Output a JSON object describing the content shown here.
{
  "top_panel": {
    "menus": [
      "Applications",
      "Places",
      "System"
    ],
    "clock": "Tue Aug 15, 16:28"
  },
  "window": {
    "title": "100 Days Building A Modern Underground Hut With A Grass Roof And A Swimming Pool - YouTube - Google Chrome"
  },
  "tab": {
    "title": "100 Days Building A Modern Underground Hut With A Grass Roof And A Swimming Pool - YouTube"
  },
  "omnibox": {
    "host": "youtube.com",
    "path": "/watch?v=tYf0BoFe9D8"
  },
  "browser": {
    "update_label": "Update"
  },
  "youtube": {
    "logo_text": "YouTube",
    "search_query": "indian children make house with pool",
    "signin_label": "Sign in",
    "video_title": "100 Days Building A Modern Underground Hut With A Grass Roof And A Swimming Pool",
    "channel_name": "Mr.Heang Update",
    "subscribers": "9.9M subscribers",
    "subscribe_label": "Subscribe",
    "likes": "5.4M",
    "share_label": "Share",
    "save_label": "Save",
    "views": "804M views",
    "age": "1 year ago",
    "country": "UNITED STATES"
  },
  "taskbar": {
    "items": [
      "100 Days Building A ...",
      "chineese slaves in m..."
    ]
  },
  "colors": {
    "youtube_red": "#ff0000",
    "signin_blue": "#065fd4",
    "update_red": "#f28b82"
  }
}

──────────

### SET PROBLEM
Please output every record, keeping each line exact.

### FINAL RESULT
Output a JSON object describing the content shown here.
{
  "top_panel": {
    "menus": [
      "Applications",
      "Places",
      "System"
    ],
    "clock": "Tue Aug 15, 16:28"
  },
  "window": {
    "title": "100 Days Building A Modern Underground Hut With A Grass Roof And A Swimming Pool - YouTube - Google Chrome"
  },
  "tab": {
    "title": "100 Days Building A Modern Underground Hut With A Grass Roof And A Swimming Pool - YouTube"
  },
  "omnibox": {
    "host": "youtube.com",
    "path": "/watch?v=tYf0BoFe9D8"
  },
  "browser": {
    "update_label": "Update"
  },
  "youtube": {
    "logo_text": "YouTube",
    "search_query": "indian children make house with pool",
    "signin_label": "Sign in",
    "video_title": "100 Days Building A Modern Underground Hut With A Grass Roof And A Swimming Pool",
    "channel_name": "Mr.Heang Update",
    "subscribers": "9.9M subscribers",
    "subscribe_label": "Subscribe",
    "likes": "5.4M",
    "share_label": "Share",
    "save_label": "Save",
    "views": "804M views",
    "age": "1 year ago",
    "country": "UNITED STATES"
  },
  "taskbar": {
    "items": [
      "100 Days Building A ...",
      "chineese slaves in m..."
    ]
  },
  "colors": {
    "youtube_red": "#ff0000",
    "signin_blue": "#065fd4",
    "update_red": "#f28b82"
  }
}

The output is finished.